INSTRUCTIONS TO FOLLOW:
Below are some records. Say how many of their lines include the string "rabbit", giving only the number.

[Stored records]
◆ ◆ ◆ ◆ ◆
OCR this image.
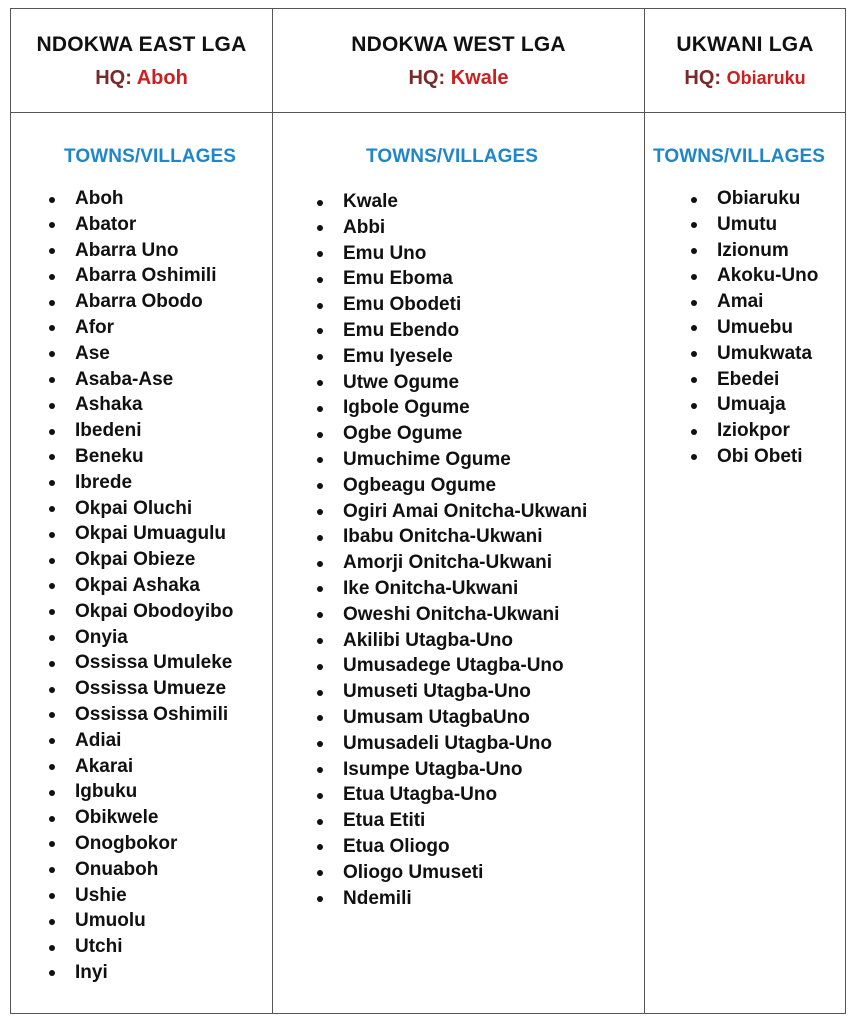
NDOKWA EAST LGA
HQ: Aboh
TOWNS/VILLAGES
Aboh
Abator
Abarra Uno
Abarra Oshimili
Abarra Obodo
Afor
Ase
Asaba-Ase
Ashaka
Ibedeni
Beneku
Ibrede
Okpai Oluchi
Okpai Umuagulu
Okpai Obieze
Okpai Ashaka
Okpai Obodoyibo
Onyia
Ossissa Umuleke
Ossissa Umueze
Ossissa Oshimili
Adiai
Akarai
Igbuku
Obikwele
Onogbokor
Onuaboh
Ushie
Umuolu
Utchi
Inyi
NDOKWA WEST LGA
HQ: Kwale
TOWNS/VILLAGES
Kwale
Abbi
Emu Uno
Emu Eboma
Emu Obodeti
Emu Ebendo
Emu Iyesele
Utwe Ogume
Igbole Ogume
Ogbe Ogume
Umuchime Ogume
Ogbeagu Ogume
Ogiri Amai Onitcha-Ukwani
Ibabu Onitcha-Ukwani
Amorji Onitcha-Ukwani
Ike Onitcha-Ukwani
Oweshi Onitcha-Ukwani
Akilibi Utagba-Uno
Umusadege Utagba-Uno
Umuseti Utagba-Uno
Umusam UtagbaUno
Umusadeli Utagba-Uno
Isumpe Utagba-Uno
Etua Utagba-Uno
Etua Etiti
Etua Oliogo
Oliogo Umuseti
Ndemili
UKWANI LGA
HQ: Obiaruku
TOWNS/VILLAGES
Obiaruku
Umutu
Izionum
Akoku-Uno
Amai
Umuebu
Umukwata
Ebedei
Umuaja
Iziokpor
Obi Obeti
◆ ◆ ◆ ◆ ◆
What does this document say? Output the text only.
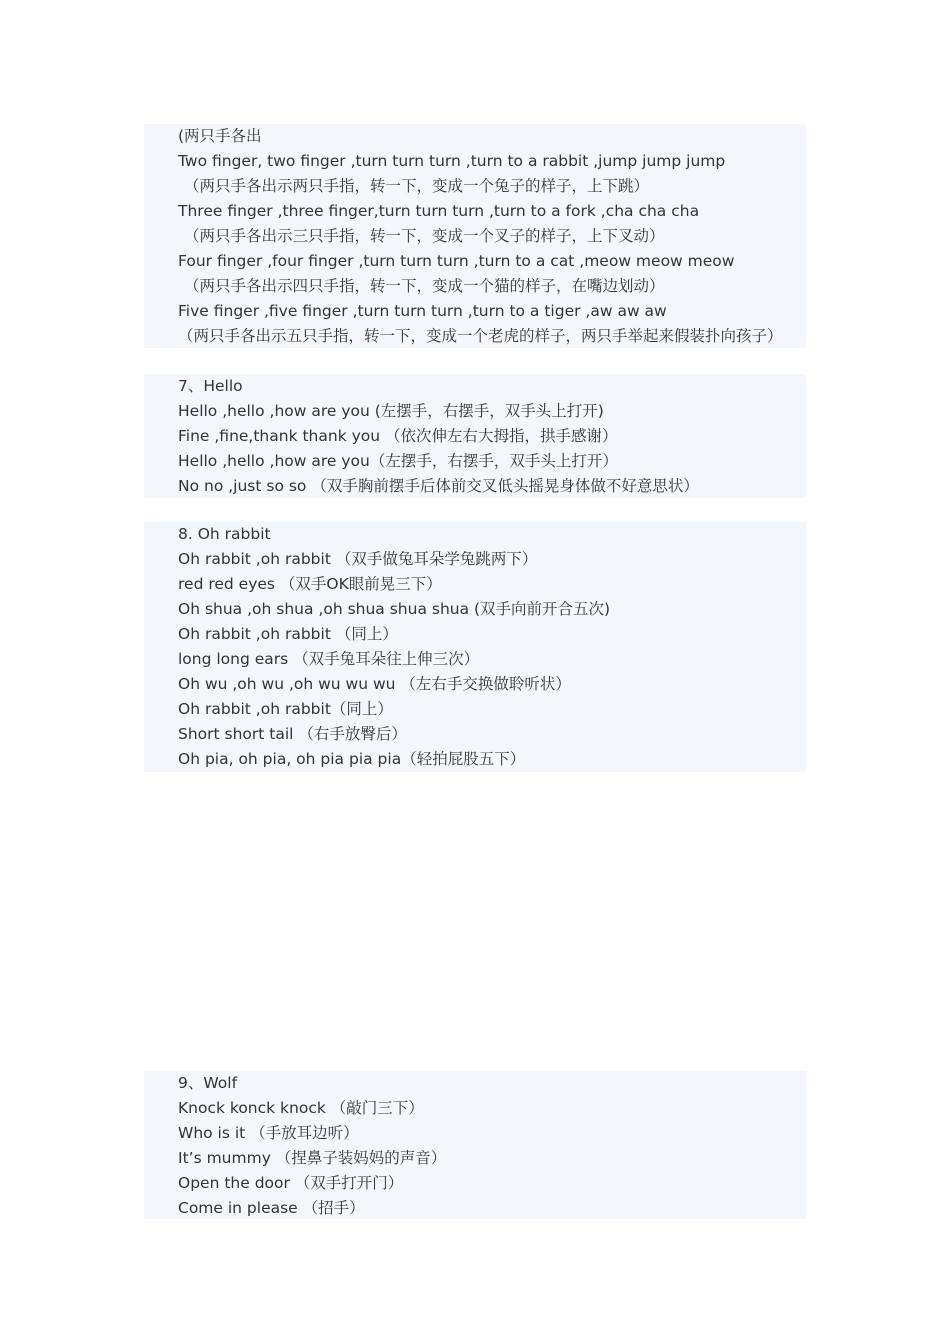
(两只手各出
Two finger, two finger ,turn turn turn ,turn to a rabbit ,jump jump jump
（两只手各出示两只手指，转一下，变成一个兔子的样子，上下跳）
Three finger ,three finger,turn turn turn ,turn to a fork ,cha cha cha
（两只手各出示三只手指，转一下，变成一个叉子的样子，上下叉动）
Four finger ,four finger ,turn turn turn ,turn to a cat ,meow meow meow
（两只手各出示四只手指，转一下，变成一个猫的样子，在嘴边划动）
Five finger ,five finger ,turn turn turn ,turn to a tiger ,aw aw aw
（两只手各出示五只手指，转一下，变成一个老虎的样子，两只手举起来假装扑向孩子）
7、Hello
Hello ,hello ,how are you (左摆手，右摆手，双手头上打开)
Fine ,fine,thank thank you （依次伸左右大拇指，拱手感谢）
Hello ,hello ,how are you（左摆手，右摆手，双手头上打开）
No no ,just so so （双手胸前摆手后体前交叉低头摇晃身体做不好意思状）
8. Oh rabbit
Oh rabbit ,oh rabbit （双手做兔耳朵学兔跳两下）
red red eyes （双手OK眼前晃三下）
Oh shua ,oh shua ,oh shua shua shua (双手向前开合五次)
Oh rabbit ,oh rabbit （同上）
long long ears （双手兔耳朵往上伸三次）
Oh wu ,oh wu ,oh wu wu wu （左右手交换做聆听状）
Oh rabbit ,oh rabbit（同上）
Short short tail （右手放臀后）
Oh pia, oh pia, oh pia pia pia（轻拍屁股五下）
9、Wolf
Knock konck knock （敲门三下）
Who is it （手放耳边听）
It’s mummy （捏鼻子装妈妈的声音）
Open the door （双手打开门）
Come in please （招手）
◆ ◆ ◆ ◆ ◆
RESPONSE TO THE TASK:
5